• **Required task**
All entries below are to be set down again, identical to the source.

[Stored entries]
Start
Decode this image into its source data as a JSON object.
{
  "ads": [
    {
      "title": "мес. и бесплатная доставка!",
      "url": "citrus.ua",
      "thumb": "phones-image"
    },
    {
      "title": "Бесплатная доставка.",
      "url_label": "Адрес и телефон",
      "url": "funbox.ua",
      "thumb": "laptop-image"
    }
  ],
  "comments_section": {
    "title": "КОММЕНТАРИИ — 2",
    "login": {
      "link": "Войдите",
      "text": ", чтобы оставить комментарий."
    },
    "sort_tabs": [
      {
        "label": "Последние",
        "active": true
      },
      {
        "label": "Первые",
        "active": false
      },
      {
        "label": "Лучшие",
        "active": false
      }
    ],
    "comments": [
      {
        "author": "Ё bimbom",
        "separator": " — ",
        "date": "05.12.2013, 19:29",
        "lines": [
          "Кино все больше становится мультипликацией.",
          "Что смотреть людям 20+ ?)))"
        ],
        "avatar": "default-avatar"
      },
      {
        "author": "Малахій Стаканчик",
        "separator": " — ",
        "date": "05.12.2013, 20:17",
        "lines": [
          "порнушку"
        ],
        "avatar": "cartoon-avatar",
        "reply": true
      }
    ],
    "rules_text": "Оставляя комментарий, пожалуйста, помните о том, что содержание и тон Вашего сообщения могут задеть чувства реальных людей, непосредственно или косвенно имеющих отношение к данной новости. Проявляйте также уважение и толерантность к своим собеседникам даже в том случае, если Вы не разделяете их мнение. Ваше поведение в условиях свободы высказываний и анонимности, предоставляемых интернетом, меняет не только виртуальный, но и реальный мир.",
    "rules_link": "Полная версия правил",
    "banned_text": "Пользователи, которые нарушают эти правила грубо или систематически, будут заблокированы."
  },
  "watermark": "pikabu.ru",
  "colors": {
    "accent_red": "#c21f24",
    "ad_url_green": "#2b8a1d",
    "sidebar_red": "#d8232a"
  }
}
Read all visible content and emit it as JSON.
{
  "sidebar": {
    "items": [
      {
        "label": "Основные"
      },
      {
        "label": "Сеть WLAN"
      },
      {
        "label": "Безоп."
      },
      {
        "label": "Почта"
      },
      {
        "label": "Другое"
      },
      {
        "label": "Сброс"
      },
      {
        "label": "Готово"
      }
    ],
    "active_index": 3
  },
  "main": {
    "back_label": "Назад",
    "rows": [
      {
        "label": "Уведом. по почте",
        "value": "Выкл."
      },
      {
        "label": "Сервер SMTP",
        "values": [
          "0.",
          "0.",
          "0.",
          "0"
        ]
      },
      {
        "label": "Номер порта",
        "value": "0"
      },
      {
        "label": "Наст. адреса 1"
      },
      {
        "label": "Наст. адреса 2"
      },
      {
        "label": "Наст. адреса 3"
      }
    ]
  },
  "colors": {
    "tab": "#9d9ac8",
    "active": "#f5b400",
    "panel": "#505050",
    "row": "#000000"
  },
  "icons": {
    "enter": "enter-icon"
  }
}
End
• **Finished exercise**
Decode this image into its source data as a JSON object.
{
  "ads": [
    {
      "title": "мес. и бесплатная доставка!",
      "url": "citrus.ua",
      "thumb": "phones-image"
    },
    {
      "title": "Бесплатная доставка.",
      "url_label": "Адрес и телефон",
      "url": "funbox.ua",
      "thumb": "laptop-image"
    }
  ],
  "comments_section": {
    "title": "КОММЕНТАРИИ — 2",
    "login": {
      "link": "Войдите",
      "text": ", чтобы оставить комментарий."
    },
    "sort_tabs": [
      {
        "label": "Последние",
        "active": true
      },
      {
        "label": "Первые",
        "active": false
      },
      {
        "label": "Лучшие",
        "active": false
      }
    ],
    "comments": [
      {
        "author": "Ё bimbom",
        "separator": " — ",
        "date": "05.12.2013, 19:29",
        "lines": [
          "Кино все больше становится мультипликацией.",
          "Что смотреть людям 20+ ?)))"
        ],
        "avatar": "default-avatar"
      },
      {
        "author": "Малахій Стаканчик",
        "separator": " — ",
        "date": "05.12.2013, 20:17",
        "lines": [
          "порнушку"
        ],
        "avatar": "cartoon-avatar",
        "reply": true
      }
    ],
    "rules_text": "Оставляя комментарий, пожалуйста, помните о том, что содержание и тон Вашего сообщения могут задеть чувства реальных людей, непосредственно или косвенно имеющих отношение к данной новости. Проявляйте также уважение и толерантность к своим собеседникам даже в том случае, если Вы не разделяете их мнение. Ваше поведение в условиях свободы высказываний и анонимности, предоставляемых интернетом, меняет не только виртуальный, но и реальный мир.",
    "rules_link": "Полная версия правил",
    "banned_text": "Пользователи, которые нарушают эти правила грубо или систематически, будут заблокированы."
  },
  "watermark": "pikabu.ru",
  "colors": {
    "accent_red": "#c21f24",
    "ad_url_green": "#2b8a1d",
    "sidebar_red": "#d8232a"
  }
}
Read all visible content and emit it as JSON.
{
  "sidebar": {
    "items": [
      {
        "label": "Основные"
      },
      {
        "label": "Сеть WLAN"
      },
      {
        "label": "Безоп."
      },
      {
        "label": "Почта"
      },
      {
        "label": "Другое"
      },
      {
        "label": "Сброс"
      },
      {
        "label": "Готово"
      }
    ],
    "active_index": 3
  },
  "main": {
    "back_label": "Назад",
    "rows": [
      {
        "label": "Уведом. по почте",
        "value": "Выкл."
      },
      {
        "label": "Сервер SMTP",
        "values": [
          "0.",
          "0.",
          "0.",
          "0"
        ]
      },
      {
        "label": "Номер порта",
        "value": "0"
      },
      {
        "label": "Наст. адреса 1"
      },
      {
        "label": "Наст. адреса 2"
      },
      {
        "label": "Наст. адреса 3"
      }
    ]
  },
  "colors": {
    "tab": "#9d9ac8",
    "active": "#f5b400",
    "panel": "#505050",
    "row": "#000000"
  },
  "icons": {
    "enter": "enter-icon"
  }
}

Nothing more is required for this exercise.